(Raw records)
============================================================
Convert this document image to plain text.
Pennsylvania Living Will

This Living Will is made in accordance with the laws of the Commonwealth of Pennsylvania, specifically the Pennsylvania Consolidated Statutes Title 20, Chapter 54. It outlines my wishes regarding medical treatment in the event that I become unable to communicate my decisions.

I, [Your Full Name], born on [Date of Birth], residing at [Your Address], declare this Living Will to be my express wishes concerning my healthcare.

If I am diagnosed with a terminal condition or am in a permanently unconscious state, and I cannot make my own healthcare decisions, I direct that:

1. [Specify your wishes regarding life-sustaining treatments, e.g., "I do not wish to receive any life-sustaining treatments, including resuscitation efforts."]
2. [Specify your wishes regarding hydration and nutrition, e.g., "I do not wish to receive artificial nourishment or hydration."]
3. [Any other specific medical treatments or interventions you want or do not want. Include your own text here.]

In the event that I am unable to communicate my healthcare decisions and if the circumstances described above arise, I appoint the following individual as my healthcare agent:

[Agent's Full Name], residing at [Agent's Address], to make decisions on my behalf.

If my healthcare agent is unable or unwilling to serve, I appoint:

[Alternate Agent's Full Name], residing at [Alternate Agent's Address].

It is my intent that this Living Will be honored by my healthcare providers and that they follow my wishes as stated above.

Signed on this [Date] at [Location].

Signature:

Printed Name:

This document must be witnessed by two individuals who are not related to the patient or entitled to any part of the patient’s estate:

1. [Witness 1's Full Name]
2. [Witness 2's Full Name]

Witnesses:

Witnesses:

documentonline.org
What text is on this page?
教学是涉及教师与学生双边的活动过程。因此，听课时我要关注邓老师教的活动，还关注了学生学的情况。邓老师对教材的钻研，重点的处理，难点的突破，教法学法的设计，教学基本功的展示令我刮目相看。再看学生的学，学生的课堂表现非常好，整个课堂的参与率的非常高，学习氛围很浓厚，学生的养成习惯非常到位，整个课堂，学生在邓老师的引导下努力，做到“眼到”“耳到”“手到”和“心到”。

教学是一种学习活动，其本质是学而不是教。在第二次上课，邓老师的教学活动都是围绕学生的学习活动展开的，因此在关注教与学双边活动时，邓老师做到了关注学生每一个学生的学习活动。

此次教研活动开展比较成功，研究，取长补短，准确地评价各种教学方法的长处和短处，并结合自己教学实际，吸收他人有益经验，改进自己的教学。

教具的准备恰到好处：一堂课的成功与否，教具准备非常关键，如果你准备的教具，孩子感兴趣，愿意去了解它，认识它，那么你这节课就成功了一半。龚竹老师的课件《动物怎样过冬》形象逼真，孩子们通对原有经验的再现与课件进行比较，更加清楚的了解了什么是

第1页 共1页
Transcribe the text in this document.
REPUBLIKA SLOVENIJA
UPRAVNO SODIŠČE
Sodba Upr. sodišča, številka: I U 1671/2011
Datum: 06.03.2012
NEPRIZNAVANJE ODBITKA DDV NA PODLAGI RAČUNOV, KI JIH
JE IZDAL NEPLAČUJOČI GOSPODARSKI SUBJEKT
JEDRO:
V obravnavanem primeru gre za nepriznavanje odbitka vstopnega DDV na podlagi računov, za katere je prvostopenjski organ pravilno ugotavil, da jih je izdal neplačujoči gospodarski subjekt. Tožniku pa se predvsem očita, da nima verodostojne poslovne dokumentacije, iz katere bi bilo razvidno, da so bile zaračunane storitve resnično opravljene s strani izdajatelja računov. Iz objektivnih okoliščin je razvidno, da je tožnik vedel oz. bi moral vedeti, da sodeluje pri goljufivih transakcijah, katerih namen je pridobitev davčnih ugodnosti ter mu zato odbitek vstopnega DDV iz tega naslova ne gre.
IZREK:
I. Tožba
============================================================
[REQUIRED TASK]
Type out the whole listing above again, exactly as it stands.

[CORRECT ANSWER]
Convert this document image to plain text.
Pennsylvania Living Will

This Living Will is made in accordance with the laws of the Commonwealth of Pennsylvania, specifically the Pennsylvania Consolidated Statutes Title 20, Chapter 54. It outlines my wishes regarding medical treatment in the event that I become unable to communicate my decisions.

I, [Your Full Name], born on [Date of Birth], residing at [Your Address], declare this Living Will to be my express wishes concerning my healthcare.

If I am diagnosed with a terminal condition or am in a permanently unconscious state, and I cannot make my own healthcare decisions, I direct that:

1. [Specify your wishes regarding life-sustaining treatments, e.g., "I do not wish to receive any life-sustaining treatments, including resuscitation efforts."]
2. [Specify your wishes regarding hydration and nutrition, e.g., "I do not wish to receive artificial nourishment or hydration."]
3. [Any other specific medical treatments or interventions you want or do not want. Include your own text here.]

In the event that I am unable to communicate my healthcare decisions and if the circumstances described above arise, I appoint the following individual as my healthcare agent:

[Agent's Full Name], residing at [Agent's Address], to make decisions on my behalf.

If my healthcare agent is unable or unwilling to serve, I appoint:

[Alternate Agent's Full Name], residing at [Alternate Agent's Address].

It is my intent that this Living Will be honored by my healthcare providers and that they follow my wishes as stated above.

Signed on this [Date] at [Location].

Signature:

Printed Name:

This document must be witnessed by two individuals who are not related to the patient or entitled to any part of the patient’s estate:

1. [Witness 1's Full Name]
2. [Witness 2's Full Name]

Witnesses:

Witnesses:

documentonline.org
What text is on this page?
教学是涉及教师与学生双边的活动过程。因此，听课时我要关注邓老师教的活动，还关注了学生学的情况。邓老师对教材的钻研，重点的处理，难点的突破，教法学法的设计，教学基本功的展示令我刮目相看。再看学生的学，学生的课堂表现非常好，整个课堂的参与率的非常高，学习氛围很浓厚，学生的养成习惯非常到位，整个课堂，学生在邓老师的引导下努力，做到“眼到”“耳到”“手到”和“心到”。

教学是一种学习活动，其本质是学而不是教。在第二次上课，邓老师的教学活动都是围绕学生的学习活动展开的，因此在关注教与学双边活动时，邓老师做到了关注学生每一个学生的学习活动。

此次教研活动开展比较成功，研究，取长补短，准确地评价各种教学方法的长处和短处，并结合自己教学实际，吸收他人有益经验，改进自己的教学。

教具的准备恰到好处：一堂课的成功与否，教具准备非常关键，如果你准备的教具，孩子感兴趣，愿意去了解它，认识它，那么你这节课就成功了一半。龚竹老师的课件《动物怎样过冬》形象逼真，孩子们通对原有经验的再现与课件进行比较，更加清楚的了解了什么是

第1页 共1页
Transcribe the text in this document.
REPUBLIKA SLOVENIJA
UPRAVNO SODIŠČE
Sodba Upr. sodišča, številka: I U 1671/2011
Datum: 06.03.2012
NEPRIZNAVANJE ODBITKA DDV NA PODLAGI RAČUNOV, KI JIH
JE IZDAL NEPLAČUJOČI GOSPODARSKI SUBJEKT
JEDRO:
V obravnavanem primeru gre za nepriznavanje odbitka vstopnega DDV na podlagi računov, za katere je prvostopenjski organ pravilno ugotavil, da jih je izdal neplačujoči gospodarski subjekt. Tožniku pa se predvsem očita, da nima verodostojne poslovne dokumentacije, iz katere bi bilo razvidno, da so bile zaračunane storitve resnično opravljene s strani izdajatelja računov. Iz objektivnih okoliščin je razvidno, da je tožnik vedel oz. bi moral vedeti, da sodeluje pri goljufivih transakcijah, katerih namen je pridobitev davčnih ugodnosti ter mu zato odbitek vstopnega DDV iz tega naslova ne gre.
IZREK:
I. Tožba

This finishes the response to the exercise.